What needs to be done >>
Skip the pictures and quote all of the lines exactly.

Items >>
-.-.-
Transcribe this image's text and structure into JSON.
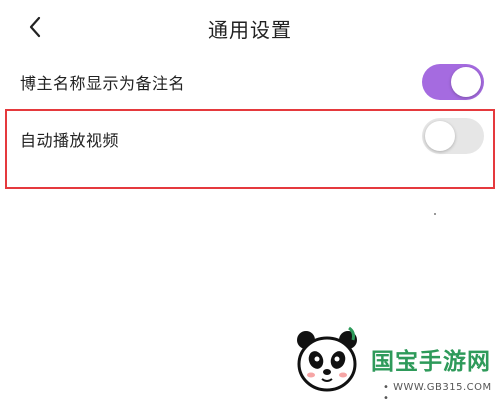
{
  "header": {
    "title": "通用设置",
    "back_icon": "chevron-left-icon"
  },
  "settings": [
    {
      "label": "博主名称显示为备注名",
      "enabled": true
    },
    {
      "label": "自动播放视频",
      "enabled": false
    }
  ],
  "colors": {
    "toggle_on": "#a56be0",
    "toggle_off": "#e6e6e6",
    "highlight": "#e5393d",
    "watermark_green": "#2e9a5a"
  },
  "watermark": {
    "title": "国宝手游网",
    "url": "• WWW.GB315.COM •"
  }
}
-.-.-
Reply >>
Transcribe this image's text and structure into JSON.
{
  "header": {
    "title": "通用设置",
    "back_icon": "chevron-left-icon"
  },
  "settings": [
    {
      "label": "博主名称显示为备注名",
      "enabled": true
    },
    {
      "label": "自动播放视频",
      "enabled": false
    }
  ],
  "colors": {
    "toggle_on": "#a56be0",
    "toggle_off": "#e6e6e6",
    "highlight": "#e5393d",
    "watermark_green": "#2e9a5a"
  },
  "watermark": {
    "title": "国宝手游网",
    "url": "• WWW.GB315.COM •"
  }
}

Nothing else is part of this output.